** START Data provided **
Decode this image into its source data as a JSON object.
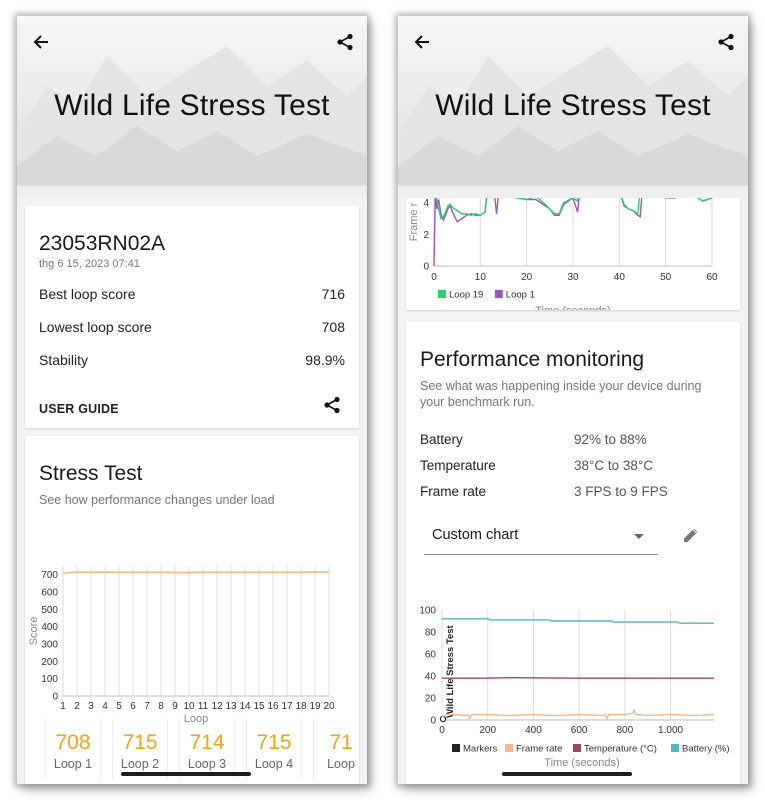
{
  "left_screen": {
    "header": {
      "title": "Wild Life Stress Test",
      "back_icon": "arrow-left-icon",
      "share_icon": "share-icon"
    },
    "summary": {
      "device": "23053RN02A",
      "date": "thg 6 15, 2023 07:41",
      "rows": [
        {
          "label": "Best loop score",
          "value": "716"
        },
        {
          "label": "Lowest loop score",
          "value": "708"
        },
        {
          "label": "Stability",
          "value": "98.9%"
        }
      ],
      "user_guide": "USER GUIDE"
    },
    "stress_test": {
      "title": "Stress Test",
      "subtitle": "See how performance changes under load",
      "loops": [
        {
          "score": "708",
          "label": "Loop 1"
        },
        {
          "score": "715",
          "label": "Loop 2"
        },
        {
          "score": "714",
          "label": "Loop 3"
        },
        {
          "score": "715",
          "label": "Loop 4"
        },
        {
          "score": "71",
          "label": "Loop"
        }
      ]
    }
  },
  "right_screen": {
    "header": {
      "title": "Wild Life Stress Test",
      "back_icon": "arrow-left-icon",
      "share_icon": "share-icon"
    },
    "performance": {
      "title": "Performance monitoring",
      "subtitle_line1": "See what was happening inside your device during",
      "subtitle_line2": "your benchmark run.",
      "metrics": [
        {
          "label": "Battery",
          "value": "92% to 88%"
        },
        {
          "label": "Temperature",
          "value": "38°C to 38°C"
        },
        {
          "label": "Frame rate",
          "value": "3 FPS to 9 FPS"
        }
      ],
      "dropdown_value": "Custom chart",
      "edit_icon": "pencil-icon"
    }
  },
  "chart_data": [
    {
      "id": "stress",
      "type": "line",
      "title": "",
      "xlabel": "Loop",
      "ylabel": "Score",
      "categories": [
        "1",
        "2",
        "3",
        "4",
        "5",
        "6",
        "7",
        "8",
        "9",
        "10",
        "11",
        "12",
        "13",
        "14",
        "15",
        "16",
        "17",
        "18",
        "19",
        "20"
      ],
      "ylim": [
        0,
        750
      ],
      "yticks": [
        0,
        100,
        200,
        300,
        400,
        500,
        600,
        700
      ],
      "grid": "vertical",
      "color": "#f4b98a",
      "series": [
        {
          "name": "Score",
          "values": [
            708,
            715,
            714,
            715,
            714,
            714,
            714,
            714,
            713,
            713,
            714,
            714,
            714,
            714,
            714,
            714,
            714,
            714,
            716,
            715
          ]
        }
      ]
    },
    {
      "id": "framerate",
      "type": "line",
      "xlabel": "Time (seconds)",
      "ylabel": "Frame r",
      "xlim": [
        0,
        60
      ],
      "xticks": [
        0,
        10,
        20,
        30,
        40,
        50,
        60
      ],
      "yticks": [
        0,
        2,
        4
      ],
      "ylim": [
        0,
        4.8
      ],
      "legend": "bottom-left",
      "grid": "vertical",
      "series": [
        {
          "name": "Loop 19",
          "color": "#2ecc71",
          "x": [
            0.3,
            0.6,
            1,
            1.5,
            2,
            2.5,
            3,
            3.5,
            4,
            5,
            6,
            7,
            8,
            9,
            10,
            11,
            11.5,
            12,
            13,
            13.5,
            14,
            15,
            16,
            18,
            20,
            22,
            24,
            25,
            26,
            27,
            28,
            30,
            31,
            31.5,
            32,
            34,
            35,
            40,
            41,
            42,
            43,
            44,
            44.5,
            45,
            46,
            48,
            50,
            52,
            54,
            56,
            58,
            60
          ],
          "y": [
            4.6,
            4.2,
            3.6,
            3.0,
            3.1,
            3.4,
            3.8,
            3.9,
            3.7,
            3.5,
            3.3,
            3.3,
            3.2,
            3.3,
            3.2,
            3.4,
            4.7,
            4.8,
            4.8,
            4.7,
            4.7,
            4.5,
            4.4,
            4.3,
            4.2,
            4.4,
            3.9,
            3.6,
            3.3,
            3.3,
            4.0,
            4.3,
            4.1,
            4.9,
            4.9,
            4.9,
            4.9,
            4.9,
            3.9,
            3.6,
            3.5,
            3.3,
            4.9,
            4.9,
            4.9,
            4.7,
            4.3,
            4.4,
            4.8,
            4.5,
            4.1,
            4.3
          ]
        },
        {
          "name": "Loop 1",
          "color": "#9b59b6",
          "x": [
            0,
            0.3,
            0.6,
            1,
            1.5,
            2,
            2.5,
            3,
            3.5,
            4,
            5,
            6,
            7,
            8,
            9,
            10,
            11,
            11.5,
            12,
            13,
            13.5,
            14,
            15,
            16,
            18,
            20,
            22,
            24,
            25,
            26,
            27,
            28,
            30,
            31,
            31.5,
            32,
            40,
            41,
            42,
            43,
            44,
            44.5,
            45,
            46,
            48,
            50,
            52,
            54,
            56,
            58,
            60
          ],
          "y": [
            0,
            4.8,
            3.6,
            4.2,
            3.3,
            2.9,
            3.2,
            3.6,
            3.8,
            3.4,
            2.8,
            3.0,
            3.2,
            3.3,
            3.2,
            3.2,
            3.4,
            4.7,
            4.8,
            4.7,
            3.3,
            4.7,
            4.4,
            4.4,
            4.3,
            4.2,
            4.2,
            3.8,
            3.6,
            3.2,
            3.2,
            3.9,
            4.3,
            3.4,
            4.9,
            4.9,
            4.8,
            3.8,
            3.6,
            3.5,
            3.2,
            3.1,
            4.9,
            4.9,
            4.7,
            4.3,
            4.3,
            4.8,
            4.5,
            4.1,
            4.3
          ]
        }
      ]
    },
    {
      "id": "custom",
      "type": "line",
      "xlabel": "Time (seconds)",
      "xlim": [
        0,
        1190
      ],
      "xticks": [
        0,
        200,
        400,
        600,
        800,
        1000
      ],
      "xtick_labels": [
        "0",
        "200",
        "400",
        "600",
        "800",
        "1.000"
      ],
      "ylim": [
        0,
        100
      ],
      "yticks": [
        0,
        20,
        40,
        60,
        80,
        100
      ],
      "grid": "vertical",
      "marker_label": "Wild Life Stress Test",
      "legend": [
        "Markers",
        "Frame rate",
        "Temperature (°C)",
        "Battery (%)"
      ],
      "series": [
        {
          "name": "Markers",
          "color": "#222222",
          "x": [
            0
          ],
          "y": [
            0
          ]
        },
        {
          "name": "Frame rate",
          "color": "#f4b98a",
          "x": [
            0,
            20,
            60,
            100,
            115,
            120,
            130,
            200,
            300,
            400,
            500,
            600,
            700,
            715,
            720,
            730,
            800,
            835,
            840,
            850,
            900,
            1000,
            1100,
            1190
          ],
          "y": [
            3,
            5,
            5,
            4,
            5,
            1,
            5,
            5,
            4,
            5,
            4,
            5,
            4,
            5,
            1,
            5,
            5,
            6,
            9,
            5,
            4,
            5,
            4,
            5
          ]
        },
        {
          "name": "Temperature (°C)",
          "color": "#9c4a5a",
          "x": [
            0,
            200,
            300,
            600,
            1190
          ],
          "y": [
            38,
            38,
            38.5,
            38,
            38
          ]
        },
        {
          "name": "Battery (%)",
          "color": "#4fb9b9",
          "x": [
            0,
            200,
            210,
            470,
            480,
            740,
            750,
            1030,
            1040,
            1190
          ],
          "y": [
            92,
            92,
            91,
            91,
            90,
            90,
            89,
            89,
            88,
            88
          ]
        }
      ]
    }
  ]
}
** END Data provided **
(Exercise requirements) Find the word "color" and list each line it appears in.

(Solved problem)
      "color": "#f4b98a",
          "color": "#2ecc71",
          "color": "#9b59b6",
          "color": "#222222",
          "color": "#f4b98a",
          "color": "#9c4a5a",
          "color": "#4fb9b9",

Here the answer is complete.